> Data extract
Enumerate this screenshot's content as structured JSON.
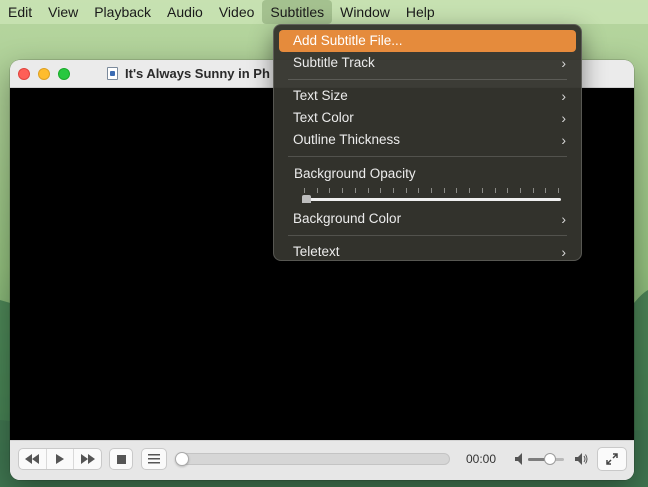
{
  "menubar": {
    "items": [
      "Edit",
      "View",
      "Playback",
      "Audio",
      "Video",
      "Subtitles",
      "Window",
      "Help"
    ],
    "active": "Subtitles"
  },
  "window": {
    "title": "It's Always Sunny in Ph"
  },
  "subtitles_menu": {
    "add_subtitle_file": "Add Subtitle File...",
    "subtitle_track": "Subtitle Track",
    "text_size": "Text Size",
    "text_color": "Text Color",
    "outline_thickness": "Outline Thickness",
    "background_opacity": "Background Opacity",
    "background_opacity_value": 0,
    "background_color": "Background Color",
    "teletext": "Teletext",
    "chevron": "›",
    "highlight_color": "#e58b3c"
  },
  "controls": {
    "time": "00:00",
    "progress": 0,
    "volume": 0.6
  },
  "icons": {
    "rewind": "rewind-icon",
    "play": "play-icon",
    "fast_forward": "fast-forward-icon",
    "stop": "stop-icon",
    "playlist": "playlist-icon",
    "volume_low": "volume-low-icon",
    "volume_high": "volume-high-icon",
    "fullscreen": "fullscreen-icon"
  }
}
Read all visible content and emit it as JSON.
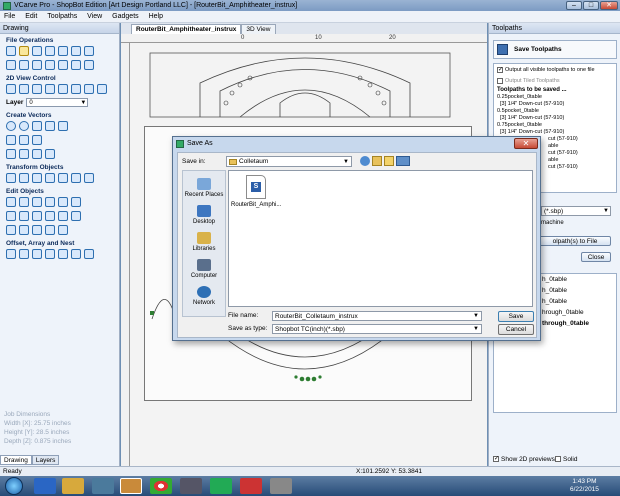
{
  "window": {
    "title": "VCarve Pro - ShopBot Edition [Art Design Portland LLC] - [RouterBit_Amphitheater_instrux]",
    "minimize": "–",
    "maximize": "□",
    "close": "✕"
  },
  "menu": [
    "File",
    "Edit",
    "Toolpaths",
    "View",
    "Gadgets",
    "Help"
  ],
  "left_panel": {
    "header": "Drawing",
    "sections": {
      "file_operations": "File Operations",
      "view_control": "2D View Control",
      "create_vectors": "Create Vectors",
      "transform_objects": "Transform Objects",
      "edit_objects": "Edit Objects",
      "offset_array_nest": "Offset, Array and Nest"
    },
    "layer_label": "Layer",
    "layer_value": "0",
    "job_dimensions": {
      "title": "Job Dimensions",
      "width": "Width  [X]: 25.75 inches",
      "height": "Height [Y]: 28.5 inches",
      "depth": "Depth  [Z]: 0.875 inches"
    },
    "bottom_tabs": [
      "Drawing",
      "Layers"
    ]
  },
  "document": {
    "tabs": [
      "RouterBit_Amphitheater_instrux",
      "3D View"
    ],
    "ruler_top": [
      "0",
      "10",
      "20"
    ]
  },
  "right_panel": {
    "header": "Toolpaths",
    "save_title": "Save Toolpaths",
    "options": [
      {
        "label": "Output all visible toolpaths to one file",
        "checked": true
      },
      {
        "label": "Output Tiled Toolpaths",
        "checked": false
      }
    ],
    "tp_to_save_label": "Toolpaths to be saved ...",
    "tp_lines": [
      "0.25pocket_0table",
      "[3] 1/4\" Down-cut (57-910)",
      "0.5pocket_0table",
      "[3] 1/4\" Down-cut (57-910)",
      "0.75pocket_0table",
      "[3] 1/4\" Down-cut (57-910)",
      "cut (57-910)",
      "able",
      "cut (57-910)",
      "able",
      "cut (57-910)"
    ],
    "format_value": "(*.sbp)",
    "machine_label": "machine",
    "save_button": "olpath(s) to File",
    "close_button": "Close",
    "list_items": [
      "h_0table",
      "h_0table",
      "h_0table",
      "hrough_0table",
      "through_0table"
    ],
    "show_previews": "Show 2D previews",
    "solid": "Solid"
  },
  "dialog": {
    "title": "Save As",
    "save_in_label": "Save in:",
    "save_in_value": "Colletaum",
    "places": [
      "Recent Places",
      "Desktop",
      "Libraries",
      "Computer",
      "Network"
    ],
    "file_item": "RouterBit_Amphi...",
    "file_icon_letter": "S",
    "file_name_label": "File name:",
    "file_name_value": "RouterBit_Colletaum_instrux",
    "save_type_label": "Save as type:",
    "save_type_value": "Shopbot TC(inch)(*.sbp)",
    "save_button": "Save",
    "cancel_button": "Cancel"
  },
  "status": {
    "left": "Ready",
    "coords": "X:101.2592 Y: 53.3841"
  },
  "taskbar": {
    "time": "1:43 PM",
    "date": "6/22/2015"
  }
}
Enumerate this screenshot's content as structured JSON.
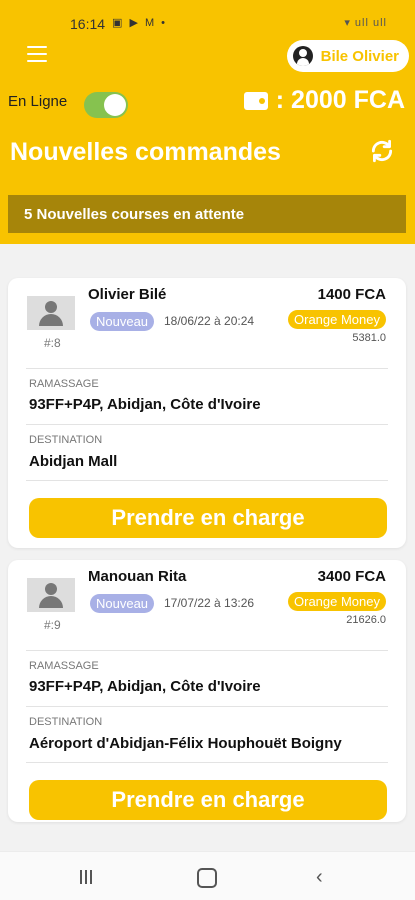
{
  "status_bar": {
    "time": "16:14",
    "left_icons": "▣ ▶ M •",
    "right_icons": "▾ ull ull"
  },
  "header": {
    "user_name": "Bile Olivier",
    "online_label": "En Ligne",
    "online_enabled": true,
    "wallet_amount": ": 2000 FCA",
    "page_title": "Nouvelles commandes",
    "pending_text": "5  Nouvelles courses en attente"
  },
  "labels": {
    "pickup": "RAMASSAGE",
    "destination": "DESTINATION",
    "take_charge": "Prendre en charge"
  },
  "orders": [
    {
      "customer": "Olivier Bilé",
      "status": "Nouveau",
      "date": "18/06/22 à 20:24",
      "order_number": "#:8",
      "price": "1400 FCA",
      "payment": "Orange Money",
      "distance": "5381.0",
      "pickup": "93FF+P4P, Abidjan, Côte d'Ivoire",
      "destination": "Abidjan Mall"
    },
    {
      "customer": "Manouan Rita",
      "status": "Nouveau",
      "date": "17/07/22 à 13:26",
      "order_number": "#:9",
      "price": "3400 FCA",
      "payment": "Orange Money",
      "distance": "21626.0",
      "pickup": "93FF+P4P, Abidjan, Côte d'Ivoire",
      "destination": "Aéroport d'Abidjan-Félix Houphouët Boigny"
    }
  ],
  "colors": {
    "brand_yellow": "#f8c300",
    "pending_bar": "#a6850a",
    "toggle_on": "#86c24f",
    "badge_new": "#a8b0e6"
  }
}
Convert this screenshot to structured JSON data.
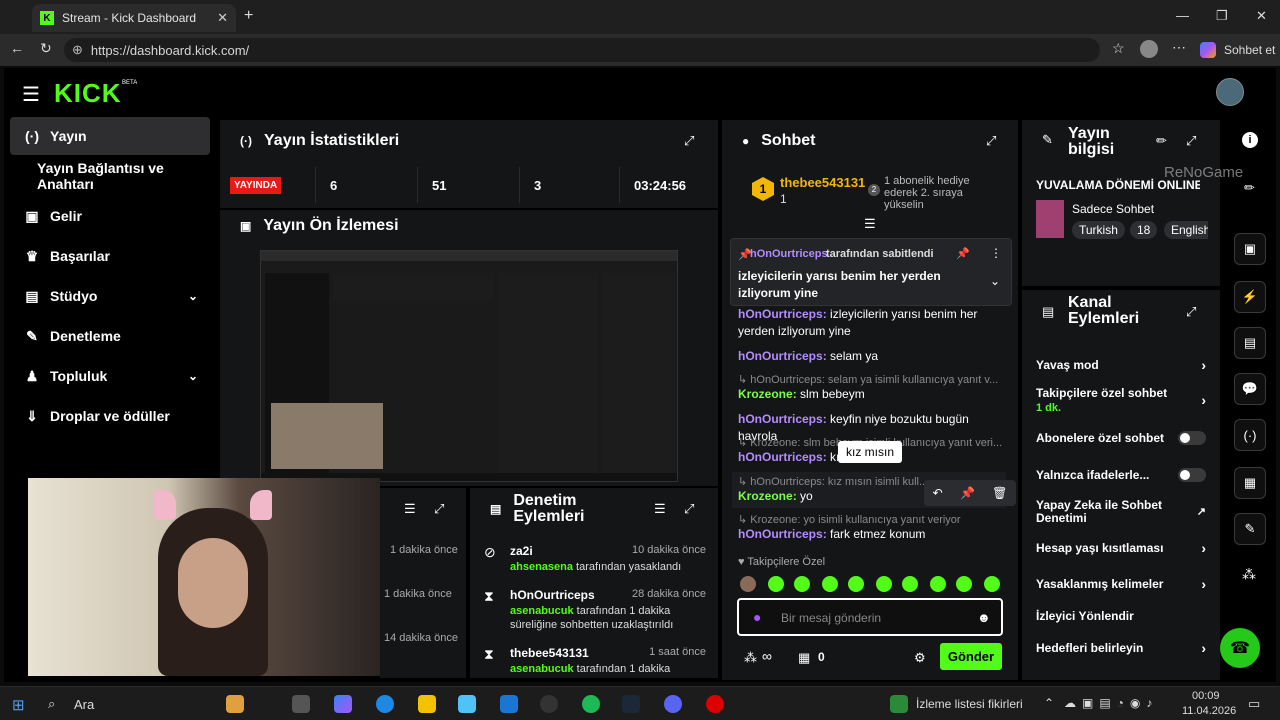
{
  "browser": {
    "tab_title": "Stream - Kick Dashboard",
    "url": "https://dashboard.kick.com/",
    "copilot_label": "Sohbet et"
  },
  "brand": {
    "logo": "KICK",
    "beta": "BETA",
    "accent": "#53fc18"
  },
  "sidebar": {
    "items": [
      {
        "label": "Yayın",
        "icon": "broadcast-icon"
      },
      {
        "label": "Yayın Bağlantısı ve Anahtarı",
        "icon": ""
      },
      {
        "label": "Gelir",
        "icon": "wallet-icon"
      },
      {
        "label": "Başarılar",
        "icon": "trophy-icon"
      },
      {
        "label": "Stüdyo",
        "icon": "studio-icon"
      },
      {
        "label": "Denetleme",
        "icon": "wrench-icon"
      },
      {
        "label": "Topluluk",
        "icon": "people-icon"
      },
      {
        "label": "Droplar ve ödüller",
        "icon": "drops-icon"
      }
    ]
  },
  "stats": {
    "title": "Yayın İstatistikleri",
    "live_badge": "YAYINDA",
    "values": [
      "6",
      "51",
      "3",
      "03:24:56"
    ]
  },
  "preview": {
    "title": "Yayın Ön İzlemesi"
  },
  "chat": {
    "title": "Sohbet",
    "top_user": "thebee543131",
    "top_count": "1",
    "gift_text": "1 abonelik hediye ederek 2. sıraya yükselin",
    "pinned_by_user": "hOnOurtriceps",
    "pinned_by_suffix": "tarafından sabitlendi",
    "pinned_text": "izleyicilerin yarısı benim her yerden izliyorum yine",
    "messages": [
      {
        "user": "hOnOurtriceps",
        "text": "izleyicilerin yarısı benim her yerden izliyorum yine"
      },
      {
        "user": "hOnOurtriceps",
        "text": "selam ya"
      },
      {
        "reply": "hOnOurtriceps: selam ya isimli kullanıcıya yanıt v...",
        "user": "Krozeone",
        "text": "slm bebeym"
      },
      {
        "user": "hOnOurtriceps",
        "text": "keyfin niye bozuktu bugün hayrola"
      },
      {
        "reply": "Krozeone: slm bebeym isimli kullanıcıya yanıt veri...",
        "user": "hOnOurtriceps",
        "text": "kız mısın"
      },
      {
        "reply": "hOnOurtriceps: kız mısın isimli kull...",
        "user": "Krozeone",
        "text": "yo"
      },
      {
        "reply": "Krozeone: yo isimli kullanıcıya yanıt veriyor",
        "user": "hOnOurtriceps",
        "text": "fark etmez konum"
      }
    ],
    "tooltip": "kız mısın",
    "followers_only": "Takipçilere Özel",
    "input_placeholder": "Bir mesaj gönderin",
    "points": "∞",
    "gift_count": "0",
    "send_label": "Gönder"
  },
  "stream_info": {
    "title": "Yayın bilgisi",
    "stream_title": "YUVALAMA DÖNEMİ ONLINE",
    "category": "Sadece Sohbet",
    "tags": [
      "Turkish",
      "18",
      "English"
    ],
    "watermark": "ReNoGame"
  },
  "channel_actions": {
    "title": "Kanal Eylemleri",
    "items": [
      {
        "label": "Yavaş mod",
        "type": "chevron"
      },
      {
        "label": "Takipçilere özel sohbet",
        "sub": "1 dk.",
        "type": "chevron"
      },
      {
        "label": "Abonelere özel sohbet",
        "type": "toggle"
      },
      {
        "label": "Yalnızca ifadelerle...",
        "type": "toggle"
      },
      {
        "label": "Yapay Zeka ile Sohbet Denetimi",
        "type": "external"
      },
      {
        "label": "Hesap yaşı kısıtlaması",
        "type": "chevron"
      },
      {
        "label": "Yasaklanmış kelimeler",
        "type": "chevron"
      },
      {
        "label": "İzleyici Yönlendir",
        "type": "none"
      },
      {
        "label": "Hedefleri belirleyin",
        "type": "chevron"
      }
    ]
  },
  "activity": {
    "times": [
      "1 dakika önce",
      "1 dakika önce",
      "14 dakika önce"
    ]
  },
  "moderation": {
    "title": "Denetim Eylemleri",
    "items": [
      {
        "user": "za2i",
        "time": "10 dakika önce",
        "actor": "ahsenasena",
        "desc": "tarafından yasaklandı",
        "icon": "ban-icon"
      },
      {
        "user": "hOnOurtriceps",
        "time": "28 dakika önce",
        "actor": "asenabucuk",
        "desc": "tarafından 1 dakika süreliğine sohbetten uzaklaştırıldı",
        "icon": "hourglass-icon"
      },
      {
        "user": "thebee543131",
        "time": "1 saat önce",
        "actor": "asenabucuk",
        "desc": "tarafından 1 dakika",
        "icon": "hourglass-icon"
      }
    ]
  },
  "taskbar": {
    "search": "Ara",
    "news": "İzleme listesi fikirleri",
    "time": "00:09",
    "date": "11.04.2026"
  }
}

> Required work
In the records above, find the lines containing "benim" and copy them.

> Task solution
    "pinned_text": "izleyicilerin yarısı benim her yerden izliyorum yine",
        "text": "izleyicilerin yarısı benim her yerden izliyorum yine"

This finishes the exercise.